Extracted data entries
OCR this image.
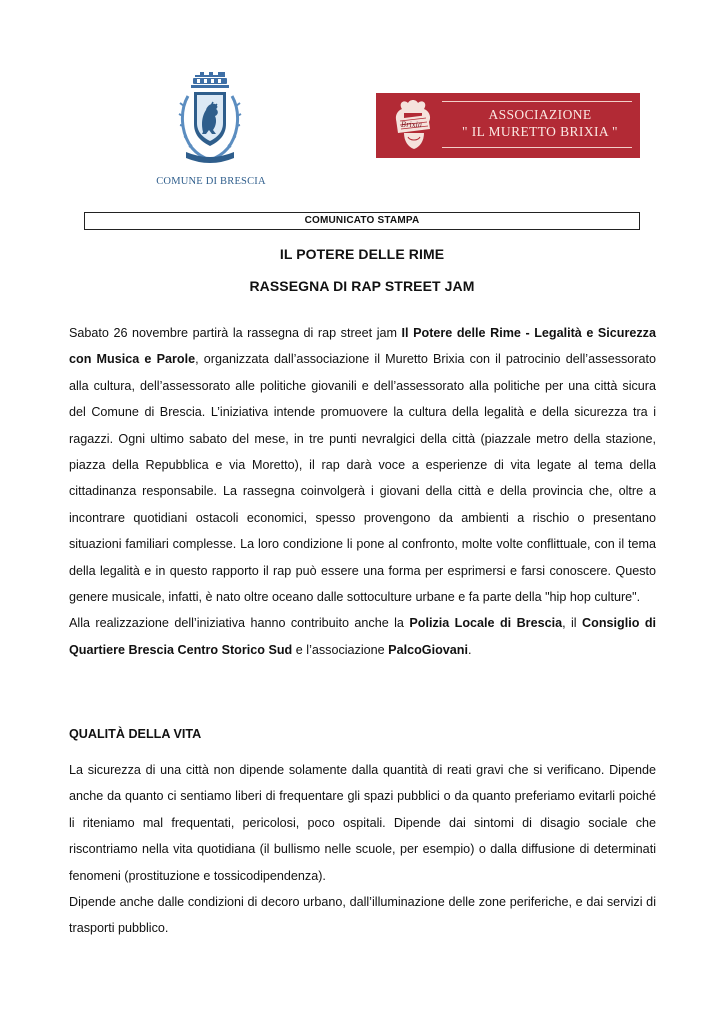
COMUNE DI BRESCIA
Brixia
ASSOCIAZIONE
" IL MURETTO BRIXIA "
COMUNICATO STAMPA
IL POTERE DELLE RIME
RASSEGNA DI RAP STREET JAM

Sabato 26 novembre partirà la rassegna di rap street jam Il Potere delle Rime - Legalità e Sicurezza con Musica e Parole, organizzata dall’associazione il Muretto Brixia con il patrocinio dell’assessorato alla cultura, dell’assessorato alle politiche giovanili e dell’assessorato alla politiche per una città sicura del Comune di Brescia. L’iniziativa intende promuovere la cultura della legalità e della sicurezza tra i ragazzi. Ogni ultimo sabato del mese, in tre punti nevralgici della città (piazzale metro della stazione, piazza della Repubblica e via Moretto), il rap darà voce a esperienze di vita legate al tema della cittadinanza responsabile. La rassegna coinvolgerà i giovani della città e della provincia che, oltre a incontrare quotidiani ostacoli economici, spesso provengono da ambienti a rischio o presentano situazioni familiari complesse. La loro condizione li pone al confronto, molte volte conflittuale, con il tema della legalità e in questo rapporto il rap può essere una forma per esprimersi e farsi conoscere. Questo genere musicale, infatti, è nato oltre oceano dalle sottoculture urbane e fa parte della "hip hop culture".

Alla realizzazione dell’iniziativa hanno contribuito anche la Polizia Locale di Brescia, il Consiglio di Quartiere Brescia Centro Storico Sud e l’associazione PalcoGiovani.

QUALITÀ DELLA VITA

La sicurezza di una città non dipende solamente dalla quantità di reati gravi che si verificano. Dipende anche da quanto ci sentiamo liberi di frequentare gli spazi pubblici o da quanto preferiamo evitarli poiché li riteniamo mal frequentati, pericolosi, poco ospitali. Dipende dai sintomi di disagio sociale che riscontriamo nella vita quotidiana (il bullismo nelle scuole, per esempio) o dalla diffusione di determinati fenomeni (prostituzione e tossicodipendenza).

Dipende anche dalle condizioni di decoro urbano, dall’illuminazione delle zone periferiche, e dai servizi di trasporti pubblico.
==
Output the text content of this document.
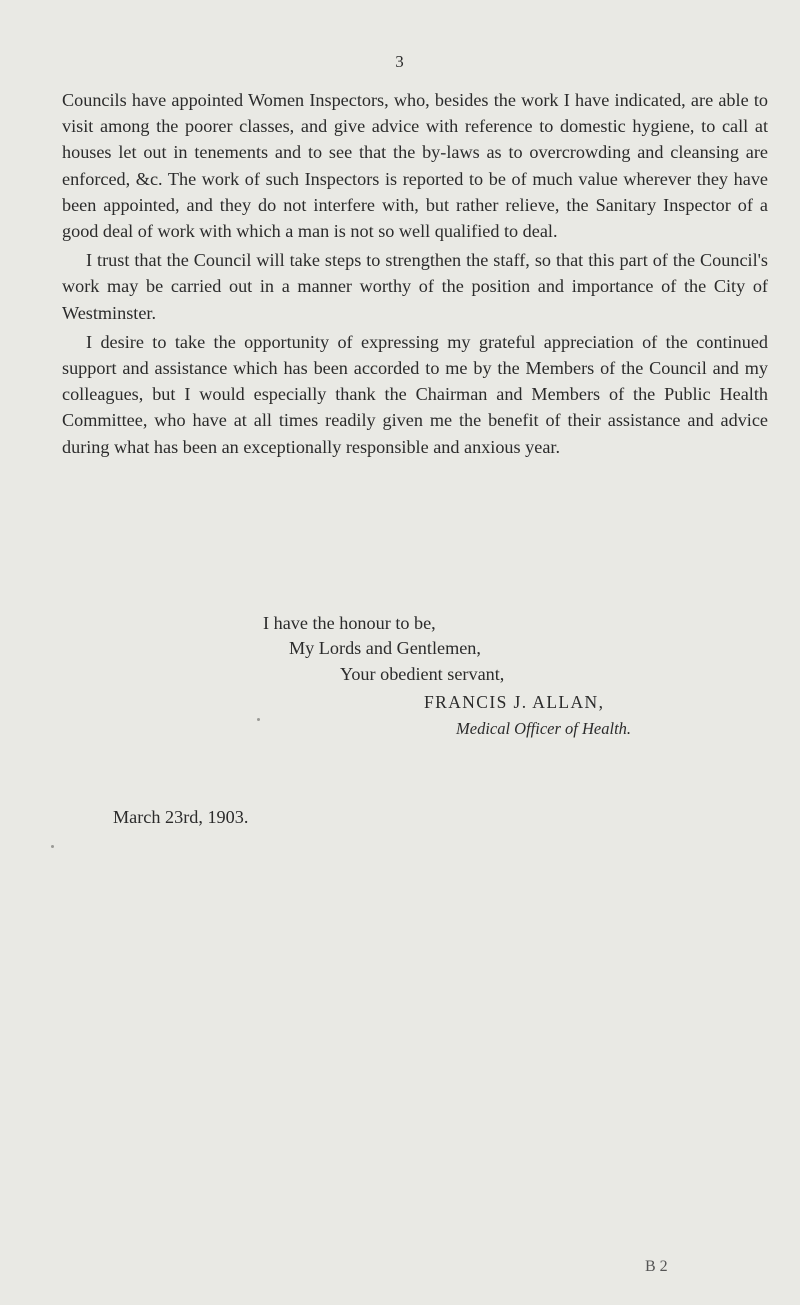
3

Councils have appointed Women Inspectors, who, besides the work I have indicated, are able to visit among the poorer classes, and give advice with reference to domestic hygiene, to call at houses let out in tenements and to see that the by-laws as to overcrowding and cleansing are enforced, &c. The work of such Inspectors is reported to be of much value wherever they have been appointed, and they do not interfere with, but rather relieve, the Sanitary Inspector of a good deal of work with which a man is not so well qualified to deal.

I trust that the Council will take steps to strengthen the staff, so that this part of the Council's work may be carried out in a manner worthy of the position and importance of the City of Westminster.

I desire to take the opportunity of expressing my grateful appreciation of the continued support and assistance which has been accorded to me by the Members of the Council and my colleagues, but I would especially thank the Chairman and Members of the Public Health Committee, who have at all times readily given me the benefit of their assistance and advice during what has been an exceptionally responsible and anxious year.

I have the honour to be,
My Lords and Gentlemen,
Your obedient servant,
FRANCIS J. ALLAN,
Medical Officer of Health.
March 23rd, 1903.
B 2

#### Exercise
From the material, report only how many lines include the word "anche".

#### Solved problem
3